[Data entries]
☆ ☆ ☆ ☆ ☆ ☆ ☆

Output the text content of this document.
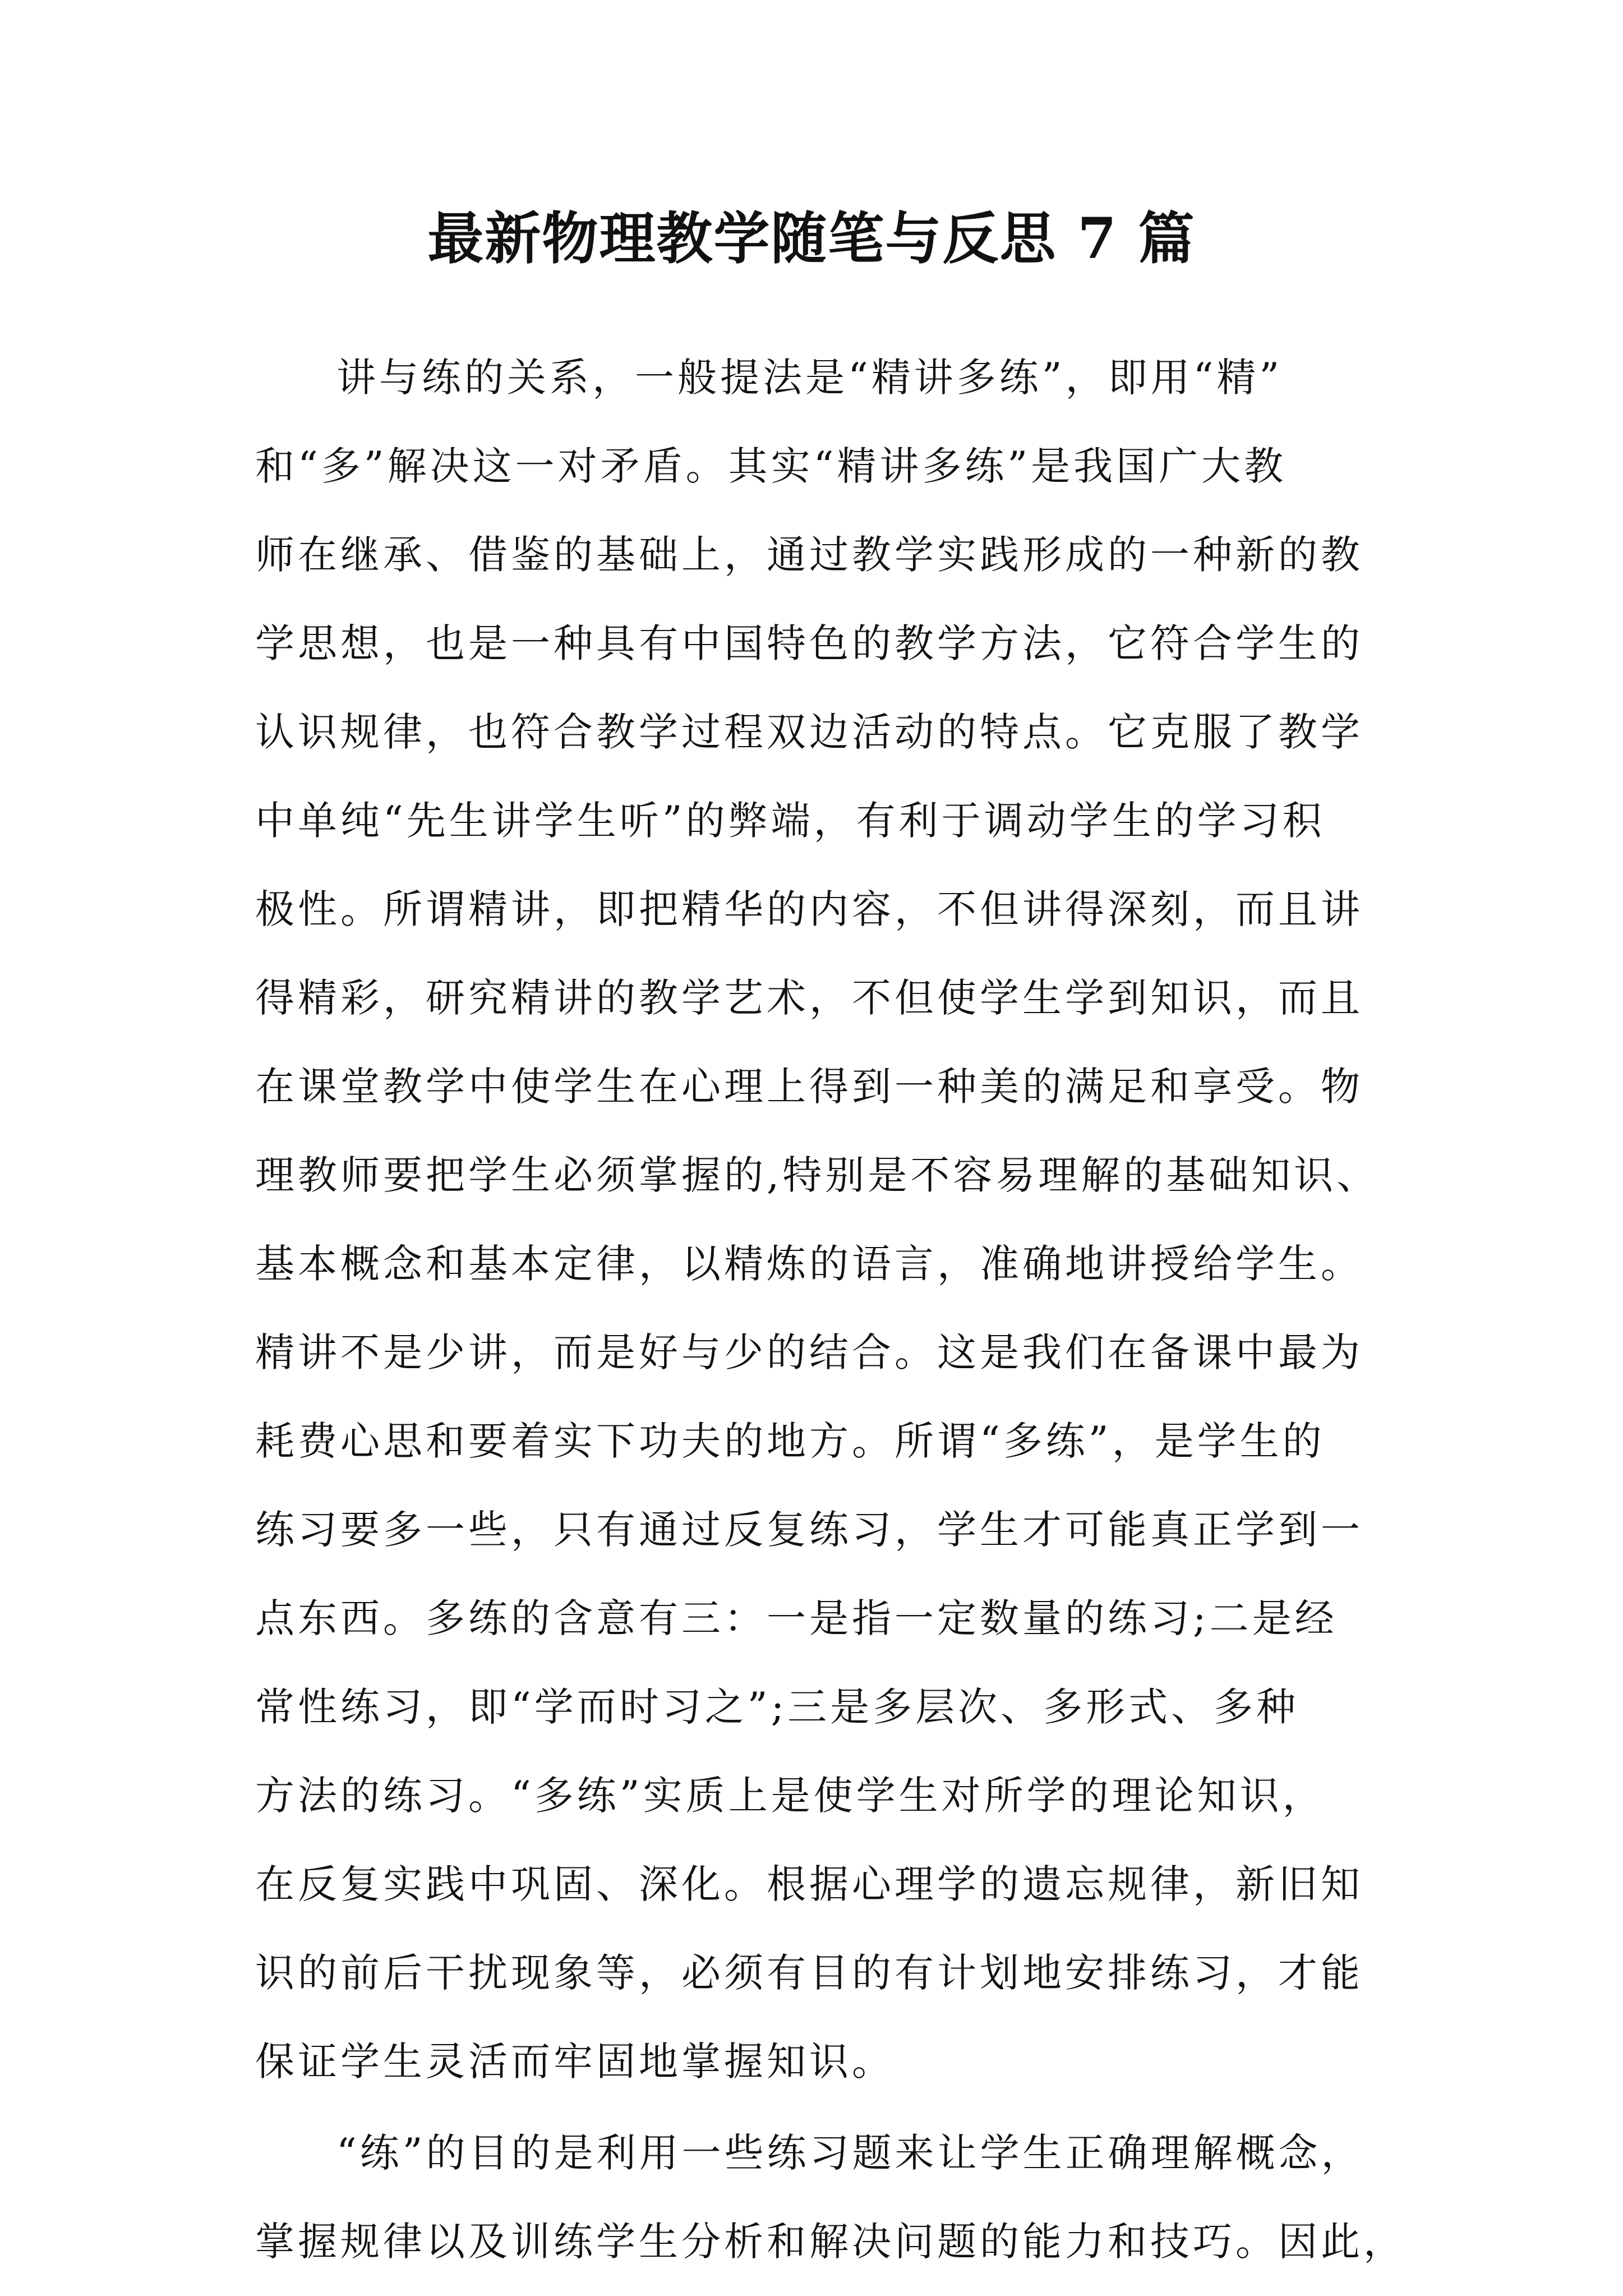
最新物理教学随笔与反思 7 篇
讲与练的关系，一般提法是“精讲多练”，即用“精”
和“多”解决这一对矛盾。其实“精讲多练”是我国广大教
师在继承、借鉴的基础上，通过教学实践形成的一种新的教
学思想，也是一种具有中国特色的教学方法，它符合学生的
认识规律，也符合教学过程双边活动的特点。它克服了教学
中单纯“先生讲学生听”的弊端，有利于调动学生的学习积
极性。所谓精讲，即把精华的内容，不但讲得深刻，而且讲
得精彩，研究精讲的教学艺术，不但使学生学到知识，而且
在课堂教学中使学生在心理上得到一种美的满足和享受。物
理教师要把学生必须掌握的,特别是不容易理解的基础知识、
基本概念和基本定律，以精炼的语言，准确地讲授给学生。
精讲不是少讲，而是好与少的结合。这是我们在备课中最为
耗费心思和要着实下功夫的地方。所谓“多练”，是学生的
练习要多一些，只有通过反复练习，学生才可能真正学到一
点东西。多练的含意有三：一是指一定数量的练习;二是经
常性练习，即“学而时习之”;三是多层次、多形式、多种
方法的练习。“多练”实质上是使学生对所学的理论知识，
在反复实践中巩固、深化。根据心理学的遗忘规律，新旧知
识的前后干扰现象等，必须有目的有计划地安排练习，才能
保证学生灵活而牢固地掌握知识。
“练”的目的是利用一些练习题来让学生正确理解概念，
掌握规律以及训练学生分析和解决问题的能力和技巧。因此，
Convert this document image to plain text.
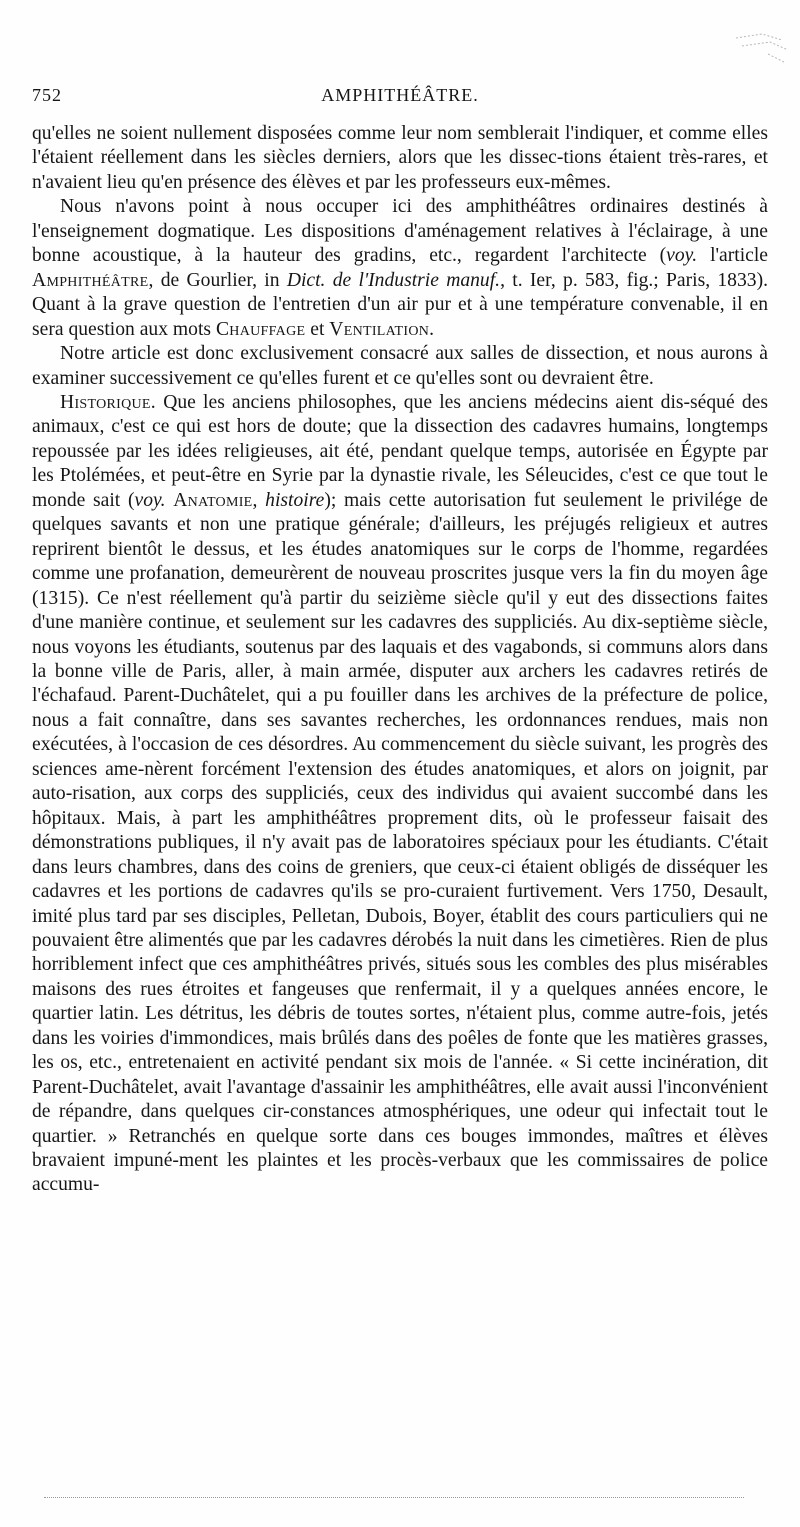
752	AMPHITHÉÂTRE.

qu'elles ne soient nullement disposées comme leur nom semblerait l'indiquer, et comme elles l'étaient réellement dans les siècles derniers, alors que les dissec-tions étaient très-rares, et n'avaient lieu qu'en présence des élèves et par les professeurs eux-mêmes.

Nous n'avons point à nous occuper ici des amphithéâtres ordinaires destinés à l'enseignement dogmatique. Les dispositions d'aménagement relatives à l'éclairage, à une bonne acoustique, à la hauteur des gradins, etc., regardent l'architecte (voy. l'article Amphithéâtre, de Gourlier, in Dict. de l'Industrie manuf., t. Ier, p. 583, fig.; Paris, 1833). Quant à la grave question de l'entretien d'un air pur et à une température convenable, il en sera question aux mots Chauffage et Ventilation.

Notre article est donc exclusivement consacré aux salles de dissection, et nous aurons à examiner successivement ce qu'elles furent et ce qu'elles sont ou devraient être.

Historique. Que les anciens philosophes, que les anciens médecins aient dis-séqué des animaux, c'est ce qui est hors de doute; que la dissection des cadavres humains, longtemps repoussée par les idées religieuses, ait été, pendant quelque temps, autorisée en Égypte par les Ptolémées, et peut-être en Syrie par la dynastie rivale, les Séleucides, c'est ce que tout le monde sait (voy. Anatomie, histoire); mais cette autorisation fut seulement le privilége de quelques savants et non une pratique générale; d'ailleurs, les préjugés religieux et autres reprirent bientôt le dessus, et les études anatomiques sur le corps de l'homme, regardées comme une profanation, demeurèrent de nouveau proscrites jusque vers la fin du moyen âge (1315). Ce n'est réellement qu'à partir du seizième siècle qu'il y eut des dissections faites d'une manière continue, et seulement sur les cadavres des suppliciés. Au dix-septième siècle, nous voyons les étudiants, soutenus par des laquais et des vagabonds, si communs alors dans la bonne ville de Paris, aller, à main armée, disputer aux archers les cadavres retirés de l'échafaud. Parent-Duchâtelet, qui a pu fouiller dans les archives de la préfecture de police, nous a fait connaître, dans ses savantes recherches, les ordonnances rendues, mais non exécutées, à l'occasion de ces désordres. Au commencement du siècle suivant, les progrès des sciences ame-nèrent forcément l'extension des études anatomiques, et alors on joignit, par auto-risation, aux corps des suppliciés, ceux des individus qui avaient succombé dans les hôpitaux. Mais, à part les amphithéâtres proprement dits, où le professeur faisait des démonstrations publiques, il n'y avait pas de laboratoires spéciaux pour les étudiants. C'était dans leurs chambres, dans des coins de greniers, que ceux-ci étaient obligés de disséquer les cadavres et les portions de cadavres qu'ils se pro-curaient furtivement. Vers 1750, Desault, imité plus tard par ses disciples, Pelletan, Dubois, Boyer, établit des cours particuliers qui ne pouvaient être alimentés que par les cadavres dérobés la nuit dans les cimetières. Rien de plus horriblement infect que ces amphithéâtres privés, situés sous les combles des plus misérables maisons des rues étroites et fangeuses que renfermait, il y a quelques années encore, le quartier latin. Les détritus, les débris de toutes sortes, n'étaient plus, comme autre-fois, jetés dans les voiries d'immondices, mais brûlés dans des poêles de fonte que les matières grasses, les os, etc., entretenaient en activité pendant six mois de l'année. « Si cette incinération, dit Parent-Duchâtelet, avait l'avantage d'assainir les amphithéâtres, elle avait aussi l'inconvénient de répandre, dans quelques cir-constances atmosphériques, une odeur qui infectait tout le quartier. » Retranchés en quelque sorte dans ces bouges immondes, maîtres et élèves bravaient impuné-ment les plaintes et les procès-verbaux que les commissaires de police accumu-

☆ ☆ ☆ ☆ ☆ ☆ ☆

- **What is asked**: Leaving aside the images, write out the entries above word for word.

- **Output**:
Output the text content of this document.
最新物理教学随笔与反思 7 篇
讲与练的关系，一般提法是“精讲多练”，即用“精”
和“多”解决这一对矛盾。其实“精讲多练”是我国广大教
师在继承、借鉴的基础上，通过教学实践形成的一种新的教
学思想，也是一种具有中国特色的教学方法，它符合学生的
认识规律，也符合教学过程双边活动的特点。它克服了教学
中单纯“先生讲学生听”的弊端，有利于调动学生的学习积
极性。所谓精讲，即把精华的内容，不但讲得深刻，而且讲
得精彩，研究精讲的教学艺术，不但使学生学到知识，而且
在课堂教学中使学生在心理上得到一种美的满足和享受。物
理教师要把学生必须掌握的,特别是不容易理解的基础知识、
基本概念和基本定律，以精炼的语言，准确地讲授给学生。
精讲不是少讲，而是好与少的结合。这是我们在备课中最为
耗费心思和要着实下功夫的地方。所谓“多练”，是学生的
练习要多一些，只有通过反复练习，学生才可能真正学到一
点东西。多练的含意有三：一是指一定数量的练习;二是经
常性练习，即“学而时习之”;三是多层次、多形式、多种
方法的练习。“多练”实质上是使学生对所学的理论知识，
在反复实践中巩固、深化。根据心理学的遗忘规律，新旧知
识的前后干扰现象等，必须有目的有计划地安排练习，才能
保证学生灵活而牢固地掌握知识。
“练”的目的是利用一些练习题来让学生正确理解概念，
掌握规律以及训练学生分析和解决问题的能力和技巧。因此，
Convert this document image to plain text.
752	AMPHITHÉÂTRE.

qu'elles ne soient nullement disposées comme leur nom semblerait l'indiquer, et comme elles l'étaient réellement dans les siècles derniers, alors que les dissec-tions étaient très-rares, et n'avaient lieu qu'en présence des élèves et par les professeurs eux-mêmes.

Nous n'avons point à nous occuper ici des amphithéâtres ordinaires destinés à l'enseignement dogmatique. Les dispositions d'aménagement relatives à l'éclairage, à une bonne acoustique, à la hauteur des gradins, etc., regardent l'architecte (voy. l'article Amphithéâtre, de Gourlier, in Dict. de l'Industrie manuf., t. Ier, p. 583, fig.; Paris, 1833). Quant à la grave question de l'entretien d'un air pur et à une température convenable, il en sera question aux mots Chauffage et Ventilation.

Notre article est donc exclusivement consacré aux salles de dissection, et nous aurons à examiner successivement ce qu'elles furent et ce qu'elles sont ou devraient être.

Historique. Que les anciens philosophes, que les anciens médecins aient dis-séqué des animaux, c'est ce qui est hors de doute; que la dissection des cadavres humains, longtemps repoussée par les idées religieuses, ait été, pendant quelque temps, autorisée en Égypte par les Ptolémées, et peut-être en Syrie par la dynastie rivale, les Séleucides, c'est ce que tout le monde sait (voy. Anatomie, histoire); mais cette autorisation fut seulement le privilége de quelques savants et non une pratique générale; d'ailleurs, les préjugés religieux et autres reprirent bientôt le dessus, et les études anatomiques sur le corps de l'homme, regardées comme une profanation, demeurèrent de nouveau proscrites jusque vers la fin du moyen âge (1315). Ce n'est réellement qu'à partir du seizième siècle qu'il y eut des dissections faites d'une manière continue, et seulement sur les cadavres des suppliciés. Au dix-septième siècle, nous voyons les étudiants, soutenus par des laquais et des vagabonds, si communs alors dans la bonne ville de Paris, aller, à main armée, disputer aux archers les cadavres retirés de l'échafaud. Parent-Duchâtelet, qui a pu fouiller dans les archives de la préfecture de police, nous a fait connaître, dans ses savantes recherches, les ordonnances rendues, mais non exécutées, à l'occasion de ces désordres. Au commencement du siècle suivant, les progrès des sciences ame-nèrent forcément l'extension des études anatomiques, et alors on joignit, par auto-risation, aux corps des suppliciés, ceux des individus qui avaient succombé dans les hôpitaux. Mais, à part les amphithéâtres proprement dits, où le professeur faisait des démonstrations publiques, il n'y avait pas de laboratoires spéciaux pour les étudiants. C'était dans leurs chambres, dans des coins de greniers, que ceux-ci étaient obligés de disséquer les cadavres et les portions de cadavres qu'ils se pro-curaient furtivement. Vers 1750, Desault, imité plus tard par ses disciples, Pelletan, Dubois, Boyer, établit des cours particuliers qui ne pouvaient être alimentés que par les cadavres dérobés la nuit dans les cimetières. Rien de plus horriblement infect que ces amphithéâtres privés, situés sous les combles des plus misérables maisons des rues étroites et fangeuses que renfermait, il y a quelques années encore, le quartier latin. Les détritus, les débris de toutes sortes, n'étaient plus, comme autre-fois, jetés dans les voiries d'immondices, mais brûlés dans des poêles de fonte que les matières grasses, les os, etc., entretenaient en activité pendant six mois de l'année. « Si cette incinération, dit Parent-Duchâtelet, avait l'avantage d'assainir les amphithéâtres, elle avait aussi l'inconvénient de répandre, dans quelques cir-constances atmosphériques, une odeur qui infectait tout le quartier. » Retranchés en quelque sorte dans ces bouges immondes, maîtres et élèves bravaient impuné-ment les plaintes et les procès-verbaux que les commissaires de police accumu-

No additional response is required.